- **Written exercise**:
Set all the material down again unchanged, without the pictures.
* BEGIN Dataset rows *
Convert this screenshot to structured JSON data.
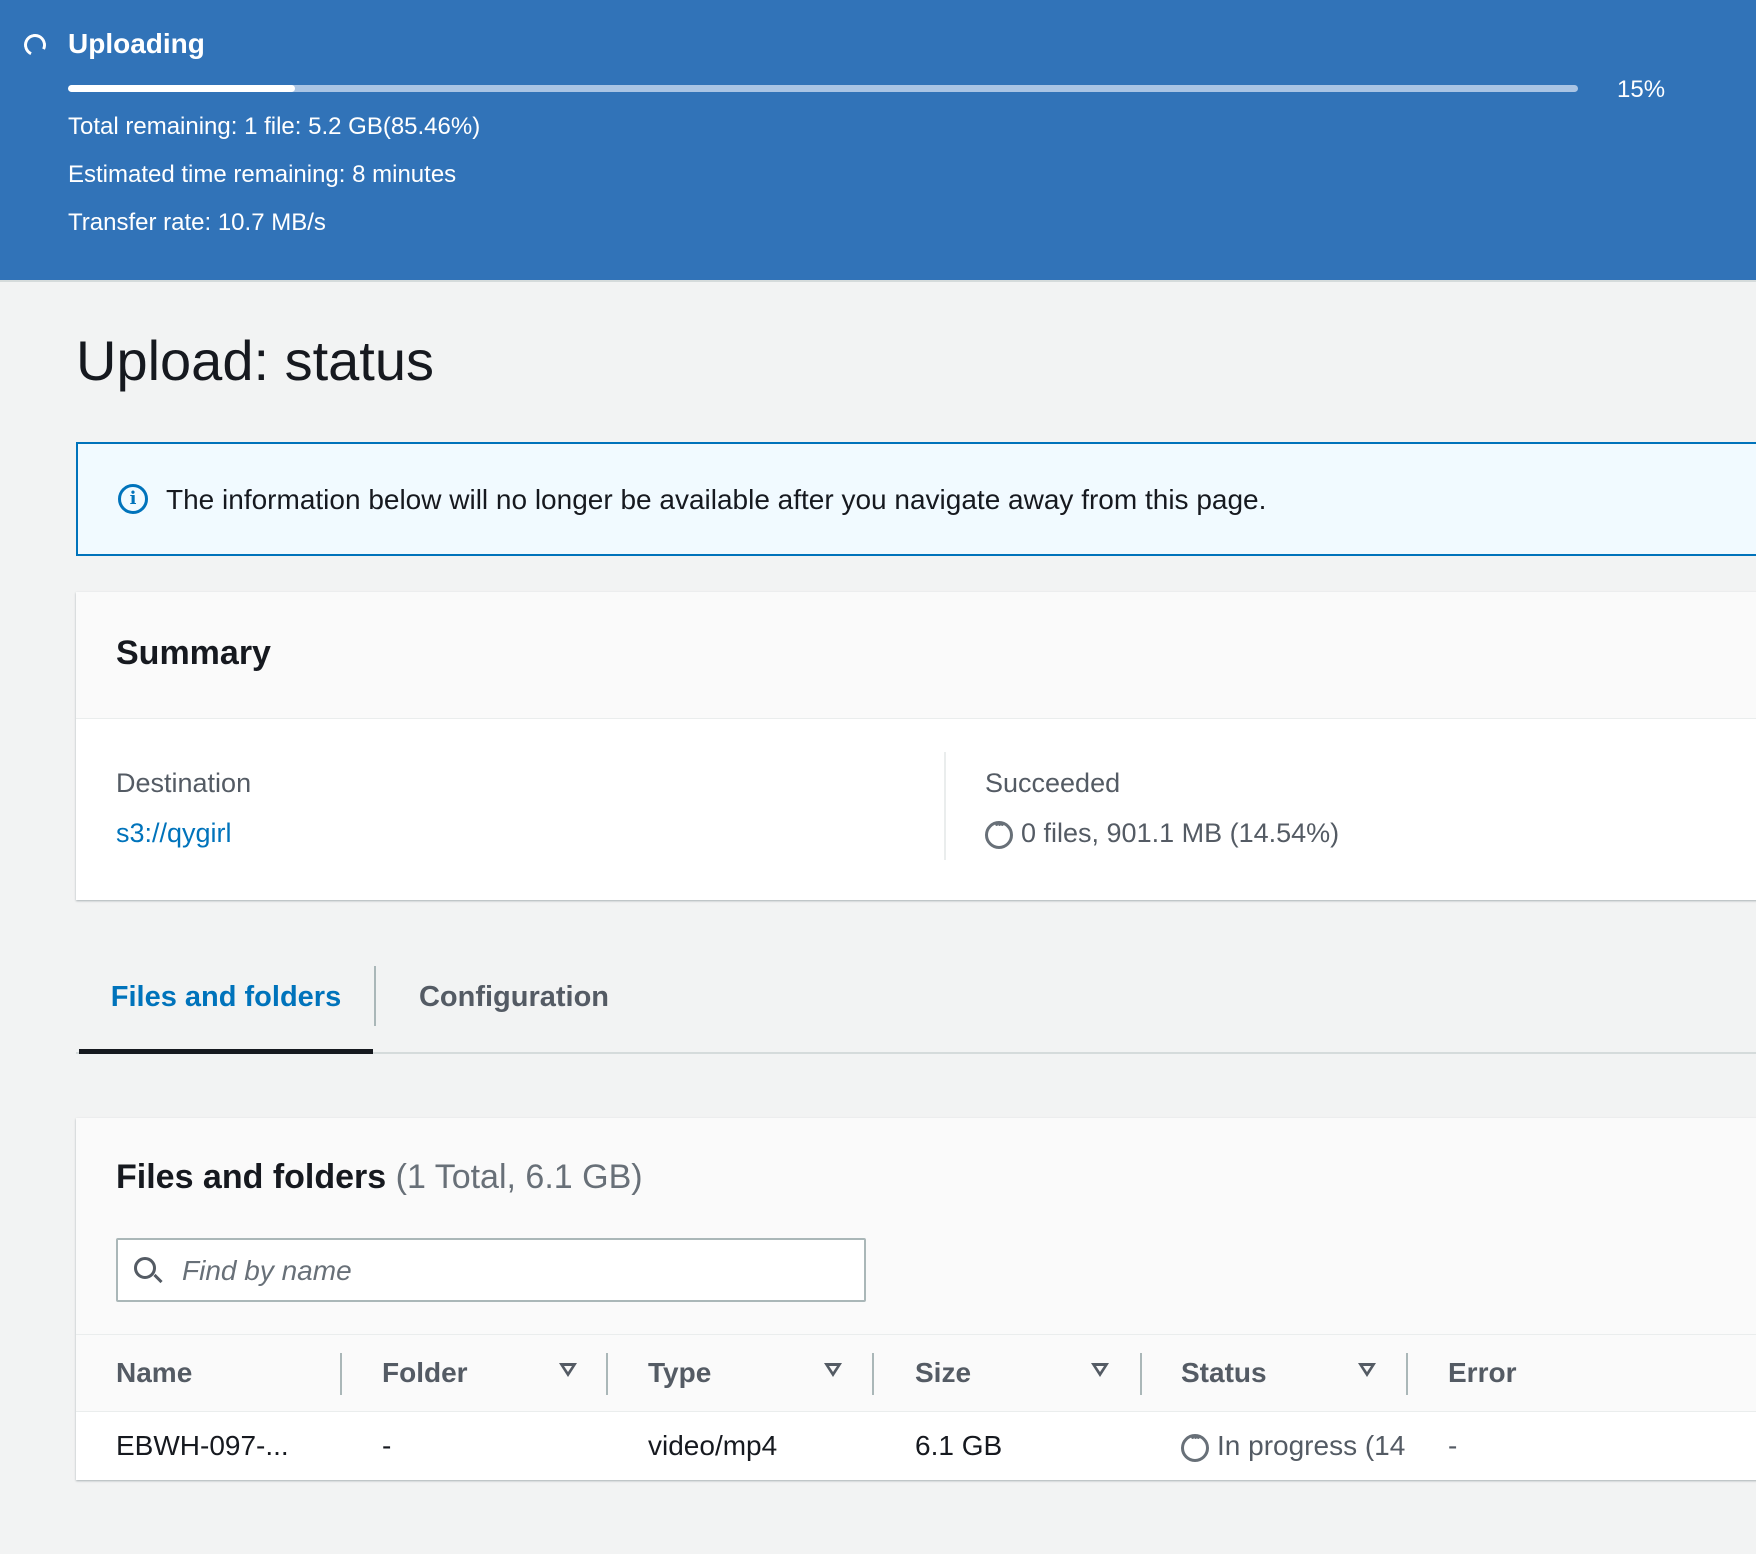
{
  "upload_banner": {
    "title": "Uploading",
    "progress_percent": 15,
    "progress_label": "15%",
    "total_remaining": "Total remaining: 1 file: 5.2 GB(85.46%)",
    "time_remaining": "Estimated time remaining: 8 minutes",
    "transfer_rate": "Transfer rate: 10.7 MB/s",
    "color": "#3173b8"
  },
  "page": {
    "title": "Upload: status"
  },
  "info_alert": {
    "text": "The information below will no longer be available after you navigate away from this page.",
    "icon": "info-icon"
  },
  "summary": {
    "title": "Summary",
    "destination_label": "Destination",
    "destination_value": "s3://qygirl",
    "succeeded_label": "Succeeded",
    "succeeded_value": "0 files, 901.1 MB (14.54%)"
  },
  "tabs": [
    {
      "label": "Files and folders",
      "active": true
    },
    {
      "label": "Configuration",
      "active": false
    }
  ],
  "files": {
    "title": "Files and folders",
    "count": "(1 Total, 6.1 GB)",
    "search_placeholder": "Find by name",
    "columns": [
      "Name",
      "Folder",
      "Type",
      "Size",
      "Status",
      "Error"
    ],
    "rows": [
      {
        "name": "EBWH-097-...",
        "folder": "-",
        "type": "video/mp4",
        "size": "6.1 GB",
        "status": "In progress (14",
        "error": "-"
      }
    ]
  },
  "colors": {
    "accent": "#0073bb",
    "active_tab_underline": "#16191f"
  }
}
* END Dataset rows *
- **Answer to the task**:
Convert this screenshot to structured JSON data.
{
  "upload_banner": {
    "title": "Uploading",
    "progress_percent": 15,
    "progress_label": "15%",
    "total_remaining": "Total remaining: 1 file: 5.2 GB(85.46%)",
    "time_remaining": "Estimated time remaining: 8 minutes",
    "transfer_rate": "Transfer rate: 10.7 MB/s",
    "color": "#3173b8"
  },
  "page": {
    "title": "Upload: status"
  },
  "info_alert": {
    "text": "The information below will no longer be available after you navigate away from this page.",
    "icon": "info-icon"
  },
  "summary": {
    "title": "Summary",
    "destination_label": "Destination",
    "destination_value": "s3://qygirl",
    "succeeded_label": "Succeeded",
    "succeeded_value": "0 files, 901.1 MB (14.54%)"
  },
  "tabs": [
    {
      "label": "Files and folders",
      "active": true
    },
    {
      "label": "Configuration",
      "active": false
    }
  ],
  "files": {
    "title": "Files and folders",
    "count": "(1 Total, 6.1 GB)",
    "search_placeholder": "Find by name",
    "columns": [
      "Name",
      "Folder",
      "Type",
      "Size",
      "Status",
      "Error"
    ],
    "rows": [
      {
        "name": "EBWH-097-...",
        "folder": "-",
        "type": "video/mp4",
        "size": "6.1 GB",
        "status": "In progress (14",
        "error": "-"
      }
    ]
  },
  "colors": {
    "accent": "#0073bb",
    "active_tab_underline": "#16191f"
  }
}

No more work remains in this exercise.